**Material shown**
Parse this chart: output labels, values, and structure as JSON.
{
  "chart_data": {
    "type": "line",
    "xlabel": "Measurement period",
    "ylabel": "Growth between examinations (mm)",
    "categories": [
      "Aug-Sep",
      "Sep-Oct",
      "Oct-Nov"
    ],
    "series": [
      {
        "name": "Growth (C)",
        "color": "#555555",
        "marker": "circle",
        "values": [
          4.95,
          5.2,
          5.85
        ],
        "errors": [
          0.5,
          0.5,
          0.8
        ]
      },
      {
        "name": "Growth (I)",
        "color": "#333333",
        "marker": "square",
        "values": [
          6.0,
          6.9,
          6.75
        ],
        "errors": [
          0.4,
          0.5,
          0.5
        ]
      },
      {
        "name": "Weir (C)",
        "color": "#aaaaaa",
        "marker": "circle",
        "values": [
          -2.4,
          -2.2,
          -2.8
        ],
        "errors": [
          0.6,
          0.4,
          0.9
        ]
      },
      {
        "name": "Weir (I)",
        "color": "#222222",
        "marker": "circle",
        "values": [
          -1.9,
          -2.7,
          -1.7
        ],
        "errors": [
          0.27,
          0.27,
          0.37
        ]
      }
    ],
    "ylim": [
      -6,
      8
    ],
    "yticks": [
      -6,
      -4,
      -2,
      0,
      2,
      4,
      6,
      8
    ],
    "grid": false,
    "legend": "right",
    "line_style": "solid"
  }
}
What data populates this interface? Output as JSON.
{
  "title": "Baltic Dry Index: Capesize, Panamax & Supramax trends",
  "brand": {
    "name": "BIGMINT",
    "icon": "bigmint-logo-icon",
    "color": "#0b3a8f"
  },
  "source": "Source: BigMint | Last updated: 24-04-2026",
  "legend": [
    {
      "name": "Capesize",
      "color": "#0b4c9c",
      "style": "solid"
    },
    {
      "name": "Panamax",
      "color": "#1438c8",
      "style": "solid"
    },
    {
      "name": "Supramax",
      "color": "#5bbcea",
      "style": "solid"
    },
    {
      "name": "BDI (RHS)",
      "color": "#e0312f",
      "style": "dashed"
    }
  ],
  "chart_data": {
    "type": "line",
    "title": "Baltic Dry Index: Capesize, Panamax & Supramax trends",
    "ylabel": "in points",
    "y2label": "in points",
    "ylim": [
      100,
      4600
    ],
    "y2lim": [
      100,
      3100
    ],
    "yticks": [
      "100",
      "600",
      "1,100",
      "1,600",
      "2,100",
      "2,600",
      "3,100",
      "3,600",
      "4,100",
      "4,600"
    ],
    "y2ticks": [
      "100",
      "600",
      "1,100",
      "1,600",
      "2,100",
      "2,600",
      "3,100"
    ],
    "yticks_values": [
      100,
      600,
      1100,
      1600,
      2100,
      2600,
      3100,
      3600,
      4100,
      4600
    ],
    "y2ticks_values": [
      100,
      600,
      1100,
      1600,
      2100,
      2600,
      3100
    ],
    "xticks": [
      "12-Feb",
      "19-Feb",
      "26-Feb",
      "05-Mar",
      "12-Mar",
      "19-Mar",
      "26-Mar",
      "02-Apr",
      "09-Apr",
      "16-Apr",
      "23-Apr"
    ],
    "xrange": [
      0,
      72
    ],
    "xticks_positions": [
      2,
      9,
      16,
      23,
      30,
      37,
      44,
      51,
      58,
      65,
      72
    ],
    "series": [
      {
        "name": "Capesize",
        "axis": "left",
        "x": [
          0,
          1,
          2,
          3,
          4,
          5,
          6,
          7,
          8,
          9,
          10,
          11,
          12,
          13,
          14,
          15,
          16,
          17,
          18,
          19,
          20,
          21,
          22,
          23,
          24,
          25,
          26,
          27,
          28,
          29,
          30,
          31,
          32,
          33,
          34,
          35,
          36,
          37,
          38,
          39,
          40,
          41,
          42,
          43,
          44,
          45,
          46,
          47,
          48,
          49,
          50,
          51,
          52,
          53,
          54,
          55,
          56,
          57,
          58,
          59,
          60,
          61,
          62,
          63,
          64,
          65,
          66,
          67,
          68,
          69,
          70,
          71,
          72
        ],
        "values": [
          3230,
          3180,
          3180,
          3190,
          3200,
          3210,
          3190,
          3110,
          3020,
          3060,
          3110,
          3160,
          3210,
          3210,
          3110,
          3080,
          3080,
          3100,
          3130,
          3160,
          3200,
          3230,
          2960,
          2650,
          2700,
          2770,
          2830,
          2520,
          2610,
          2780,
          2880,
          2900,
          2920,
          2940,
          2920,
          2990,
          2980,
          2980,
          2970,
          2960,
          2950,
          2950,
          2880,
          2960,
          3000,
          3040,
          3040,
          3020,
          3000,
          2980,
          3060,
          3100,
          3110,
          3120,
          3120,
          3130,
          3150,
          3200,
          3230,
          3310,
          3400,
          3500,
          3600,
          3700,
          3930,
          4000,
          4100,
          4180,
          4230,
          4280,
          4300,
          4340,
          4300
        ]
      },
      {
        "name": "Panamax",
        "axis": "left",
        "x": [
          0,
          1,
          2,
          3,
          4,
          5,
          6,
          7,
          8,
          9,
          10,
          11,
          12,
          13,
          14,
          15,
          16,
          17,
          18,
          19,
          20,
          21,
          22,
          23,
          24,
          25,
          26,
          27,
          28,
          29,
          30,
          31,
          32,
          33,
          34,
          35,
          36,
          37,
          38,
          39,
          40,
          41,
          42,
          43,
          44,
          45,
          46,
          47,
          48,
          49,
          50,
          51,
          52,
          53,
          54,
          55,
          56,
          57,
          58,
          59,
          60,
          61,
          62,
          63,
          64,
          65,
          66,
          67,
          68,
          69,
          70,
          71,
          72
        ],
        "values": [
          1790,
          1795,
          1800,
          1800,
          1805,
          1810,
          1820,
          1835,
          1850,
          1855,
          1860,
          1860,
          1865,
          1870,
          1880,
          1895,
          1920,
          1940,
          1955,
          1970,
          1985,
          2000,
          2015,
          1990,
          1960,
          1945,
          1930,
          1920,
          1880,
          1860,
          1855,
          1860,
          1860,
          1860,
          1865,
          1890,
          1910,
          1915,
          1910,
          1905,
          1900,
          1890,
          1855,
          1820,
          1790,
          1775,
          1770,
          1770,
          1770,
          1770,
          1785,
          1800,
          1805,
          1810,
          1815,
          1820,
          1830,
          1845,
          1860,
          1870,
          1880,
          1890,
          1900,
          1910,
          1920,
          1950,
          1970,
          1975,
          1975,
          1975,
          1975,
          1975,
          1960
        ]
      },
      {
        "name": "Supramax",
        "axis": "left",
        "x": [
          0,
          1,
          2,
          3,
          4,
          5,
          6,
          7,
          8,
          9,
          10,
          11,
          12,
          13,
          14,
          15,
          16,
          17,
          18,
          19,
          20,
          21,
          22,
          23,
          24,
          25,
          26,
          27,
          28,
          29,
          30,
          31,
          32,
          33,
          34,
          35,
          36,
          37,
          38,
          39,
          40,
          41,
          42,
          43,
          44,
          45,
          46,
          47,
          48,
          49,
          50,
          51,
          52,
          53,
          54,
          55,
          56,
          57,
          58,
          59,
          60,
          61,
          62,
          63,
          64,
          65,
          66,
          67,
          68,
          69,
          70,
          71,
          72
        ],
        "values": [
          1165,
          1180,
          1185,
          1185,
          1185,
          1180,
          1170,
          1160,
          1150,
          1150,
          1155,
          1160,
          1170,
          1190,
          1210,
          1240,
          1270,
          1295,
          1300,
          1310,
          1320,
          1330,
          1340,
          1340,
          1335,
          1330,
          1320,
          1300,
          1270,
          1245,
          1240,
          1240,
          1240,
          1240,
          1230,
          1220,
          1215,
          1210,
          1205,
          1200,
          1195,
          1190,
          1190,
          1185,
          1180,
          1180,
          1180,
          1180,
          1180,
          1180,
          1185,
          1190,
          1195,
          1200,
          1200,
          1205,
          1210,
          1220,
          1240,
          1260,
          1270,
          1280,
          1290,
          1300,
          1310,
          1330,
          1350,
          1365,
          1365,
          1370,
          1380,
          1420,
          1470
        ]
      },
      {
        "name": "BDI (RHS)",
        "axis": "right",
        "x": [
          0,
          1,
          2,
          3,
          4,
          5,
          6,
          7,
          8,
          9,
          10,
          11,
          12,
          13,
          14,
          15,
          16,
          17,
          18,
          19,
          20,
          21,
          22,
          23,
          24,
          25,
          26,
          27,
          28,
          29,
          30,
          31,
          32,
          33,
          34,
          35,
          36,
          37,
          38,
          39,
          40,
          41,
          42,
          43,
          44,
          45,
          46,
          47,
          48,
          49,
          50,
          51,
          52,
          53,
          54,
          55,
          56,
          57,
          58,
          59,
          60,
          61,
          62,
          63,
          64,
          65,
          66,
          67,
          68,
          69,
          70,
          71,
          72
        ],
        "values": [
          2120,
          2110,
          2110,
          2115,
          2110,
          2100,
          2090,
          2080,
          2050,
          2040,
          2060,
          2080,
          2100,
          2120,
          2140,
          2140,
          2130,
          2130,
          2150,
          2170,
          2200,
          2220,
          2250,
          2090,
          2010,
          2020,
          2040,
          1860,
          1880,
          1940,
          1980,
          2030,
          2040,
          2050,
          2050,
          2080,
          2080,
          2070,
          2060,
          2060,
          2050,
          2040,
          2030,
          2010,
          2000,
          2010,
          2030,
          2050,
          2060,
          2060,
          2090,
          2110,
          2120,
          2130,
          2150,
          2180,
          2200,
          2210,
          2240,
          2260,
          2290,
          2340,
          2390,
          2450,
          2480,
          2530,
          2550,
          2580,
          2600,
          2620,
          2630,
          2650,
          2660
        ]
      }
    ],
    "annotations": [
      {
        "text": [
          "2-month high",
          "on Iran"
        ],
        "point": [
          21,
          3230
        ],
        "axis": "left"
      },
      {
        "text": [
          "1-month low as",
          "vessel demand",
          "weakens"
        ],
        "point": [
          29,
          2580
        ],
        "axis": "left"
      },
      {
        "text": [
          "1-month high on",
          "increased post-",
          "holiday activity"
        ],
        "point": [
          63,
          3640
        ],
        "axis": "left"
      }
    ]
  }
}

**Job**
Copy all lines from the material that include "title".

**Exercise answer**
  "title": "Baltic Dry Index: Capesize, Panamax & Supramax trends",
    "title": "Baltic Dry Index: Capesize, Panamax & Supramax trends",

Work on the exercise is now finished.